--- START OF Dataset records ---

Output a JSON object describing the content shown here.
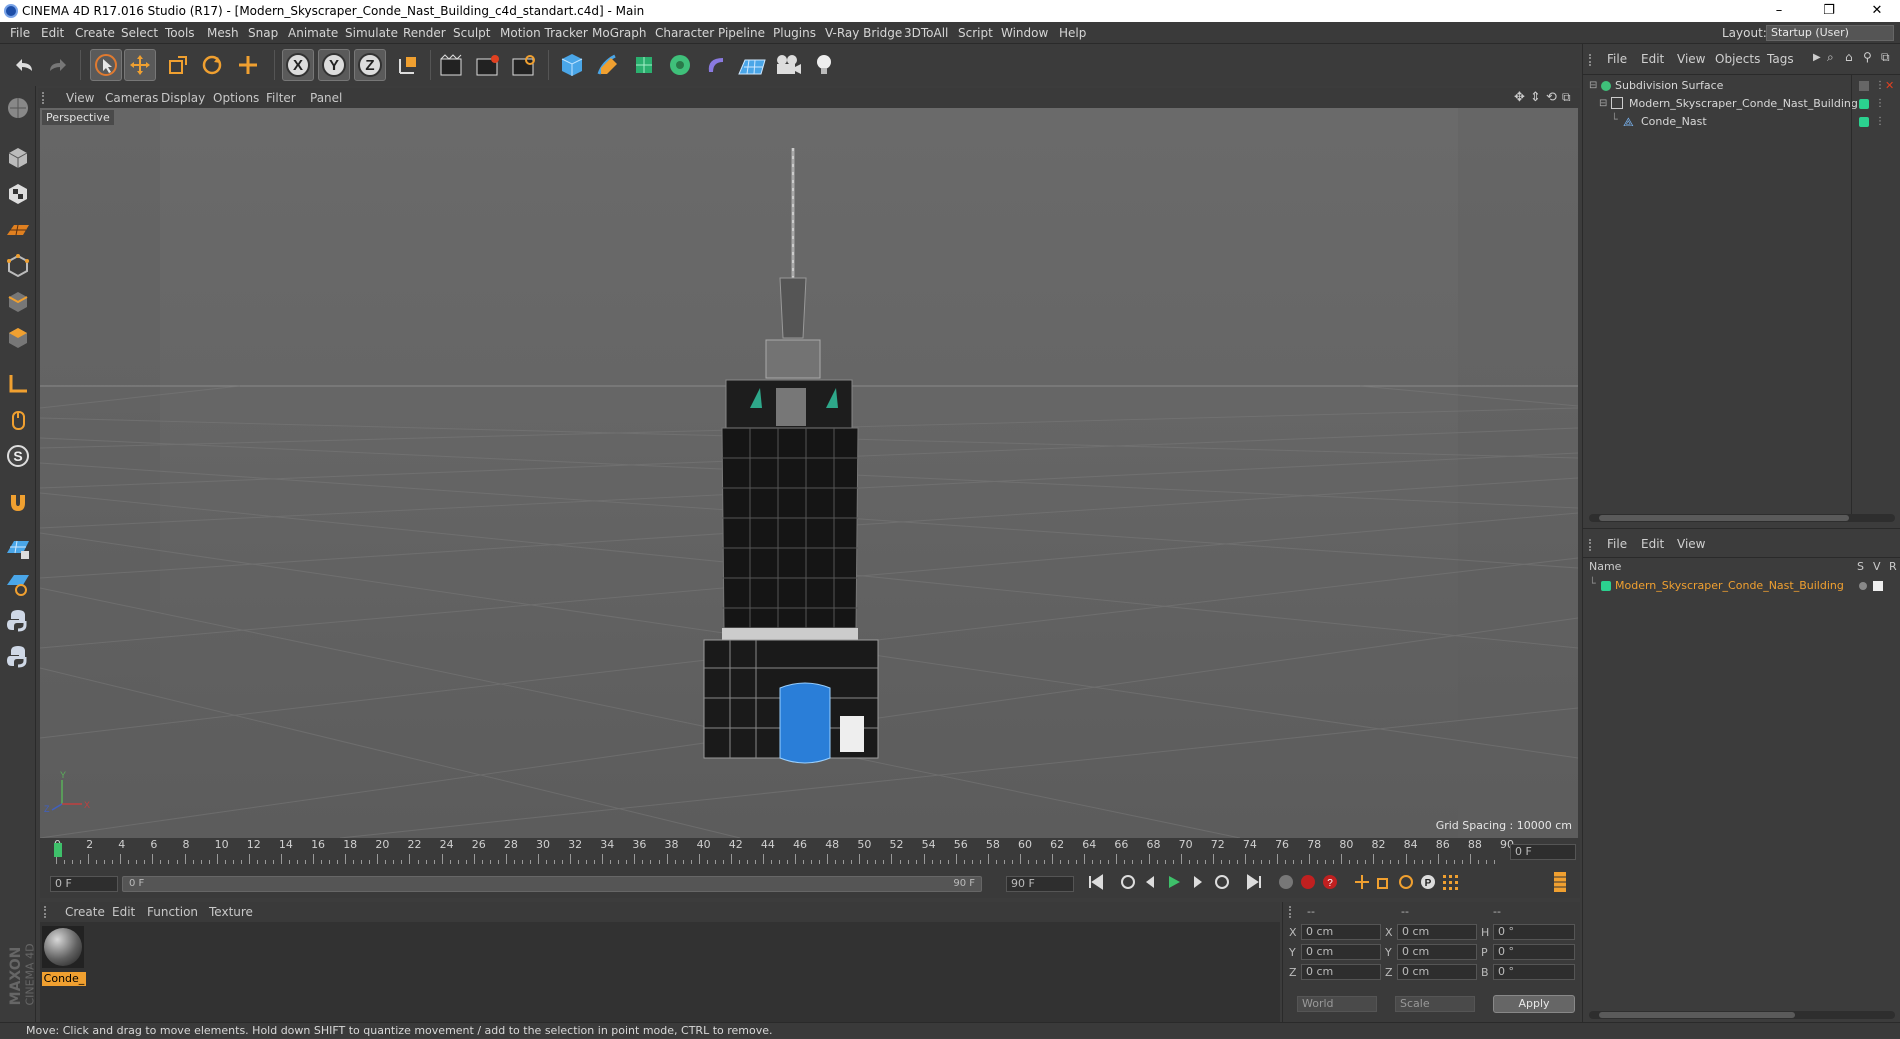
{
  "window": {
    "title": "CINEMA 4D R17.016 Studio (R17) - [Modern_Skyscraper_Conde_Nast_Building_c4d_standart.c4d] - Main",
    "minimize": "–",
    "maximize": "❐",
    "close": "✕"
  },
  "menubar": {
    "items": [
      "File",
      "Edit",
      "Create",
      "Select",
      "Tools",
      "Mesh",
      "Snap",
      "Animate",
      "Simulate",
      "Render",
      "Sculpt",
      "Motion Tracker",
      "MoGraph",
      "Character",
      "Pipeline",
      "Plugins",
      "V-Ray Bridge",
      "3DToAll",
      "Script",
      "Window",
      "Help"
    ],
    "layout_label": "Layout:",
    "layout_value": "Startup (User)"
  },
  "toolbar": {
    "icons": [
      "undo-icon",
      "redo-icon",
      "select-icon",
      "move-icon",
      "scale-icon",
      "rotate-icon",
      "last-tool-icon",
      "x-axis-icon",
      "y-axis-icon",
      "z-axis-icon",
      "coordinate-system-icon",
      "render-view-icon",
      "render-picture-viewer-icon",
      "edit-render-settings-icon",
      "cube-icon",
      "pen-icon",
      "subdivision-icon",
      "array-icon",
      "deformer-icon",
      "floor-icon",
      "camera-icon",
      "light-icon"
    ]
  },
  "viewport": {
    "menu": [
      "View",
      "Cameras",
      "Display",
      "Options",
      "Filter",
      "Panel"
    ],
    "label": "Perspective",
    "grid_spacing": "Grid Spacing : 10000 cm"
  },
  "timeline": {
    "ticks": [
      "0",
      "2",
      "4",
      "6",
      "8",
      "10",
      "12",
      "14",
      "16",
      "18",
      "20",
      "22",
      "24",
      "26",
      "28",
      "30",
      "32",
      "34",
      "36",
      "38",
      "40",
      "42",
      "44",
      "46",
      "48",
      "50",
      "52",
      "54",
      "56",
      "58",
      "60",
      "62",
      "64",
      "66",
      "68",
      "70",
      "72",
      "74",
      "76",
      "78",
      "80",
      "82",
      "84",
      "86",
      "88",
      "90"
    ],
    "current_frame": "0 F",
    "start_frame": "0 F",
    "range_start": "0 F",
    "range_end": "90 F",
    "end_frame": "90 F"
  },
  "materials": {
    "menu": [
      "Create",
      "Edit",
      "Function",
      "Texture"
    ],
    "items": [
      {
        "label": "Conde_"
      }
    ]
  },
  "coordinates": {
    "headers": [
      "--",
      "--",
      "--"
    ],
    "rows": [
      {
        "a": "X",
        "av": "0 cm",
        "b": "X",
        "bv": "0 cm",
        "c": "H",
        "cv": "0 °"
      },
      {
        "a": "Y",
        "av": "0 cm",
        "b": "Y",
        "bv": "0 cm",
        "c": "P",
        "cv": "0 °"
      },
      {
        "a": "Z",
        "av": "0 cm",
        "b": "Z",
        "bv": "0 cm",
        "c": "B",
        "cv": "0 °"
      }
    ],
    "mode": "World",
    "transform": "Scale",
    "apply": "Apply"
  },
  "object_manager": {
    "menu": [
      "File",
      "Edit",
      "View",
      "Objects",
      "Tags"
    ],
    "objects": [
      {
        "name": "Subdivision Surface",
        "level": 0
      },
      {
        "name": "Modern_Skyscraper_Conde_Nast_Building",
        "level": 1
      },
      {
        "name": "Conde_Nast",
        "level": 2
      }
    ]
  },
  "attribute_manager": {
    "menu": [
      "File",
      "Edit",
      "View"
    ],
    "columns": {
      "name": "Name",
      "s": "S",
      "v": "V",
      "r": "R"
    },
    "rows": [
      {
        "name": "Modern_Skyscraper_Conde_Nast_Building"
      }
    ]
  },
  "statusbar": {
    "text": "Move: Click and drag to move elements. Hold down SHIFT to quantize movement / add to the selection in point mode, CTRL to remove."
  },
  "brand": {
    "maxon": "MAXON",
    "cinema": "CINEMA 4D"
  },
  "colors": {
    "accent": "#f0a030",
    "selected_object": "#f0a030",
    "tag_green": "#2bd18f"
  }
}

--- END OF Dataset records ---

• Requirements
Give back all entries exactly. No pictures belong in the copy.

• Output of the exercise
Output a JSON object describing the content shown here.
{
  "window": {
    "title": "CINEMA 4D R17.016 Studio (R17) - [Modern_Skyscraper_Conde_Nast_Building_c4d_standart.c4d] - Main",
    "minimize": "–",
    "maximize": "❐",
    "close": "✕"
  },
  "menubar": {
    "items": [
      "File",
      "Edit",
      "Create",
      "Select",
      "Tools",
      "Mesh",
      "Snap",
      "Animate",
      "Simulate",
      "Render",
      "Sculpt",
      "Motion Tracker",
      "MoGraph",
      "Character",
      "Pipeline",
      "Plugins",
      "V-Ray Bridge",
      "3DToAll",
      "Script",
      "Window",
      "Help"
    ],
    "layout_label": "Layout:",
    "layout_value": "Startup (User)"
  },
  "toolbar": {
    "icons": [
      "undo-icon",
      "redo-icon",
      "select-icon",
      "move-icon",
      "scale-icon",
      "rotate-icon",
      "last-tool-icon",
      "x-axis-icon",
      "y-axis-icon",
      "z-axis-icon",
      "coordinate-system-icon",
      "render-view-icon",
      "render-picture-viewer-icon",
      "edit-render-settings-icon",
      "cube-icon",
      "pen-icon",
      "subdivision-icon",
      "array-icon",
      "deformer-icon",
      "floor-icon",
      "camera-icon",
      "light-icon"
    ]
  },
  "viewport": {
    "menu": [
      "View",
      "Cameras",
      "Display",
      "Options",
      "Filter",
      "Panel"
    ],
    "label": "Perspective",
    "grid_spacing": "Grid Spacing : 10000 cm"
  },
  "timeline": {
    "ticks": [
      "0",
      "2",
      "4",
      "6",
      "8",
      "10",
      "12",
      "14",
      "16",
      "18",
      "20",
      "22",
      "24",
      "26",
      "28",
      "30",
      "32",
      "34",
      "36",
      "38",
      "40",
      "42",
      "44",
      "46",
      "48",
      "50",
      "52",
      "54",
      "56",
      "58",
      "60",
      "62",
      "64",
      "66",
      "68",
      "70",
      "72",
      "74",
      "76",
      "78",
      "80",
      "82",
      "84",
      "86",
      "88",
      "90"
    ],
    "current_frame": "0 F",
    "start_frame": "0 F",
    "range_start": "0 F",
    "range_end": "90 F",
    "end_frame": "90 F"
  },
  "materials": {
    "menu": [
      "Create",
      "Edit",
      "Function",
      "Texture"
    ],
    "items": [
      {
        "label": "Conde_"
      }
    ]
  },
  "coordinates": {
    "headers": [
      "--",
      "--",
      "--"
    ],
    "rows": [
      {
        "a": "X",
        "av": "0 cm",
        "b": "X",
        "bv": "0 cm",
        "c": "H",
        "cv": "0 °"
      },
      {
        "a": "Y",
        "av": "0 cm",
        "b": "Y",
        "bv": "0 cm",
        "c": "P",
        "cv": "0 °"
      },
      {
        "a": "Z",
        "av": "0 cm",
        "b": "Z",
        "bv": "0 cm",
        "c": "B",
        "cv": "0 °"
      }
    ],
    "mode": "World",
    "transform": "Scale",
    "apply": "Apply"
  },
  "object_manager": {
    "menu": [
      "File",
      "Edit",
      "View",
      "Objects",
      "Tags"
    ],
    "objects": [
      {
        "name": "Subdivision Surface",
        "level": 0
      },
      {
        "name": "Modern_Skyscraper_Conde_Nast_Building",
        "level": 1
      },
      {
        "name": "Conde_Nast",
        "level": 2
      }
    ]
  },
  "attribute_manager": {
    "menu": [
      "File",
      "Edit",
      "View"
    ],
    "columns": {
      "name": "Name",
      "s": "S",
      "v": "V",
      "r": "R"
    },
    "rows": [
      {
        "name": "Modern_Skyscraper_Conde_Nast_Building"
      }
    ]
  },
  "statusbar": {
    "text": "Move: Click and drag to move elements. Hold down SHIFT to quantize movement / add to the selection in point mode, CTRL to remove."
  },
  "brand": {
    "maxon": "MAXON",
    "cinema": "CINEMA 4D"
  },
  "colors": {
    "accent": "#f0a030",
    "selected_object": "#f0a030",
    "tag_green": "#2bd18f"
  }
}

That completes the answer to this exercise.